RECORDS PROVIDED ▸
____________________

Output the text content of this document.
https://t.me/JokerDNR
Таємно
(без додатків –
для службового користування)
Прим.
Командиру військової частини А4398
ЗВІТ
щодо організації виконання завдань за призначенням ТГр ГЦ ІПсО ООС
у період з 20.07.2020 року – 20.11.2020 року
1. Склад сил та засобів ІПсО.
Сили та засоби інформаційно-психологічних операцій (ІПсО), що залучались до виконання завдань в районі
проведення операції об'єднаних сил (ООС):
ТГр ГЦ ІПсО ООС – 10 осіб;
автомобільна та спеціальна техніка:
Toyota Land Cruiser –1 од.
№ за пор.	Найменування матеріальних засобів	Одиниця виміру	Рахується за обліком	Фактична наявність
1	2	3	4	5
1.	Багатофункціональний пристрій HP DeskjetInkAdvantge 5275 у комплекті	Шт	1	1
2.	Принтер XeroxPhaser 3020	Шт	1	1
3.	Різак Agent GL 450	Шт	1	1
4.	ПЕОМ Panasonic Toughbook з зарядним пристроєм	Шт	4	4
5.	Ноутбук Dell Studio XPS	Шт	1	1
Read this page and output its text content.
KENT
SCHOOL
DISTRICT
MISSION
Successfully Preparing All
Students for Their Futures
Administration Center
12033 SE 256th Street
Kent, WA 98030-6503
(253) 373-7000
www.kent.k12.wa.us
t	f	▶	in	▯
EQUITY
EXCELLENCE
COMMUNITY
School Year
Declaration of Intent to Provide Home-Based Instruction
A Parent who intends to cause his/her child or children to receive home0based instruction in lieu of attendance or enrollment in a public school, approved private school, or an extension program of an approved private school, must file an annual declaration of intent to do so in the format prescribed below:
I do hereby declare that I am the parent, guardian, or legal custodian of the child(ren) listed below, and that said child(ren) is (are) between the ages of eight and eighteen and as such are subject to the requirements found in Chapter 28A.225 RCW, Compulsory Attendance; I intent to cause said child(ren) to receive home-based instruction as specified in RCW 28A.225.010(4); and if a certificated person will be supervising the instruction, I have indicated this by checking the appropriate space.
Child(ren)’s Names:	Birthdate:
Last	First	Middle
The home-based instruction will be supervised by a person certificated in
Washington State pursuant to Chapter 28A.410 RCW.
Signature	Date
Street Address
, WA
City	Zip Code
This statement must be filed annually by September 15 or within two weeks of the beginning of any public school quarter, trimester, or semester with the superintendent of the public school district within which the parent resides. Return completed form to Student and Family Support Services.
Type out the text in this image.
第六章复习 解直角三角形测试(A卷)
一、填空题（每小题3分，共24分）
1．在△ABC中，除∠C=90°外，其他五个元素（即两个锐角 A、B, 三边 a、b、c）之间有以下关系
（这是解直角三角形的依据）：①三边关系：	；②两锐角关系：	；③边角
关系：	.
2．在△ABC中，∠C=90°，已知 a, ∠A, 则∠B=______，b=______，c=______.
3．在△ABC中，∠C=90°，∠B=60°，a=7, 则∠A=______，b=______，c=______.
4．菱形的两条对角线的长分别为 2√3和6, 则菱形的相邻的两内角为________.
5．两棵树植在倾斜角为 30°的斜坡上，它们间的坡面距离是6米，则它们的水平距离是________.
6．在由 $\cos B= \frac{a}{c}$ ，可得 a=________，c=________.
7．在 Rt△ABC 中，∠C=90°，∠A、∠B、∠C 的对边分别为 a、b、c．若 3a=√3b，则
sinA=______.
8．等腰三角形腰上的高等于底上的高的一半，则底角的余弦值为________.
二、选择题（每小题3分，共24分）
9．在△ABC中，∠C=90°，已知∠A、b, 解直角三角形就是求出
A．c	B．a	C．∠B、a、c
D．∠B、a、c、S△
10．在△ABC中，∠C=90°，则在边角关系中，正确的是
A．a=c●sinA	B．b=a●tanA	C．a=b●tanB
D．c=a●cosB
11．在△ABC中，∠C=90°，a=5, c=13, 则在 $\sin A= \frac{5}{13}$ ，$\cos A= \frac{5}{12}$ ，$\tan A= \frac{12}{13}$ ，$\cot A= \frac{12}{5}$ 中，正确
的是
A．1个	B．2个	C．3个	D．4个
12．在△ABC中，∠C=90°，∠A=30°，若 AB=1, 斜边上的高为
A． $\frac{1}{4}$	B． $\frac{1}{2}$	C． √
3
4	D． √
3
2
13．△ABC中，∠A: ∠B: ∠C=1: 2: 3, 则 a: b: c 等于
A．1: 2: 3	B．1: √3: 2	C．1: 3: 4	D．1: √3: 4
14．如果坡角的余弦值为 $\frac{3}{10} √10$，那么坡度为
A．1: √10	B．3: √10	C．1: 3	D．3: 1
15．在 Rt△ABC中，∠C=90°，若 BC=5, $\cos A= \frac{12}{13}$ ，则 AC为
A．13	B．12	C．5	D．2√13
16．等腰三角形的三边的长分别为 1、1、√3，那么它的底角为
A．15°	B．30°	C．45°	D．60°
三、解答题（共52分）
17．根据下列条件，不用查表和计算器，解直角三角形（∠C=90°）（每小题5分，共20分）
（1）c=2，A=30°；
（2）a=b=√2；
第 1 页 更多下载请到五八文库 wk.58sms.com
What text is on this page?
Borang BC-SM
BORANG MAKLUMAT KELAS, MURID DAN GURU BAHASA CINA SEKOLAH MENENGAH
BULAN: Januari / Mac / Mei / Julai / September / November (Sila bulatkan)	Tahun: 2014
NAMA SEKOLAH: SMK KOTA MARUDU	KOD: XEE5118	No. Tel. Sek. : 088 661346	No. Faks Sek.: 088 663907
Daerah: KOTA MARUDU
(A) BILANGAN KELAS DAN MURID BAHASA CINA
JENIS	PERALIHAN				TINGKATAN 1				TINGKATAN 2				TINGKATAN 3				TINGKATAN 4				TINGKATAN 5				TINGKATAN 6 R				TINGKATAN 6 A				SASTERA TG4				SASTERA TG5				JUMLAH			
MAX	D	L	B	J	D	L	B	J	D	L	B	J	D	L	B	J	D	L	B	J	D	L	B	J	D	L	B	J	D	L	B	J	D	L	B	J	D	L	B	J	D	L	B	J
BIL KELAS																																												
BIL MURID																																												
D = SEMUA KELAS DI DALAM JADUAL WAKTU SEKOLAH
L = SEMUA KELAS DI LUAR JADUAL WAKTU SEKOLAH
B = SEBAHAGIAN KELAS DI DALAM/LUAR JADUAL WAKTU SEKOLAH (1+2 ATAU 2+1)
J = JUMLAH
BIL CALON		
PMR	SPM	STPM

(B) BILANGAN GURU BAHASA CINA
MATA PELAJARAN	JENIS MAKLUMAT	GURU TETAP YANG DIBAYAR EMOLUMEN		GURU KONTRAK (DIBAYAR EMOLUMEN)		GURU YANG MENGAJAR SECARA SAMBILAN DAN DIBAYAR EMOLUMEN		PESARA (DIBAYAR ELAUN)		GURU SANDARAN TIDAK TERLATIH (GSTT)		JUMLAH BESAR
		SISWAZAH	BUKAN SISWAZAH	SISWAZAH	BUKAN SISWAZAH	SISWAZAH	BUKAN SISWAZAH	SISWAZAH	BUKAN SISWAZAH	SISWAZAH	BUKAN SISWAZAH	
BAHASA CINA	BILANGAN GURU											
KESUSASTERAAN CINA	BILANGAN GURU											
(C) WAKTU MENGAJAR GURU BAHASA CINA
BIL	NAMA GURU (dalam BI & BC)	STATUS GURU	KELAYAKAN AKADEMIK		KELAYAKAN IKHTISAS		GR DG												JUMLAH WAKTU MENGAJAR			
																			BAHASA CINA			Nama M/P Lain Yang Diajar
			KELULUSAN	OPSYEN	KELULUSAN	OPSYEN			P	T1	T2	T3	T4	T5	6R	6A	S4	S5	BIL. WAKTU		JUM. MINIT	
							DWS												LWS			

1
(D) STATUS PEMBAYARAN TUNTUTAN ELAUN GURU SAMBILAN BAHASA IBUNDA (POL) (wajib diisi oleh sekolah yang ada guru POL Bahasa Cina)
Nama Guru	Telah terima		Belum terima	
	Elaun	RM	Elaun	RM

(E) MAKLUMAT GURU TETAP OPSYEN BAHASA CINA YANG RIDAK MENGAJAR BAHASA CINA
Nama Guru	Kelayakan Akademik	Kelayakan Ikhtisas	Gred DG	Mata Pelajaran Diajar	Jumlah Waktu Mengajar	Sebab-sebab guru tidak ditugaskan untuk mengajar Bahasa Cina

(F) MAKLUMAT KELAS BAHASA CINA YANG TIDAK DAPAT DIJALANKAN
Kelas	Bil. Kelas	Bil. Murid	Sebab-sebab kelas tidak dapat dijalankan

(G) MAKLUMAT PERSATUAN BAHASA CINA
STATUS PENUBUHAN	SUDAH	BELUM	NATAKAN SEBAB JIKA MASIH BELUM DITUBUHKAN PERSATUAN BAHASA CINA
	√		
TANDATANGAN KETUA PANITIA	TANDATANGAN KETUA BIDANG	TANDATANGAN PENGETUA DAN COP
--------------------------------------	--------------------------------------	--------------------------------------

____________________

JOB ▸ Scan the records above for the string "STATUS", then report every line that contains it.

THE SOLUTION ▸
BIL	NAMA GURU (dalam BI & BC)	STATUS GURU	KELAYAKAN AKADEMIK		KELAYAKAN IKHTISAS		GR DG												JUMLAH WAKTU MENGAJAR			
(D) STATUS PEMBAYARAN TUNTUTAN ELAUN GURU SAMBILAN BAHASA IBUNDA (POL) (wajib diisi oleh sekolah yang ada guru POL Bahasa Cina)
STATUS PENUBUHAN	SUDAH	BELUM	NATAKAN SEBAB JIKA MASIH BELUM DITUBUHKAN PERSATUAN BAHASA CINA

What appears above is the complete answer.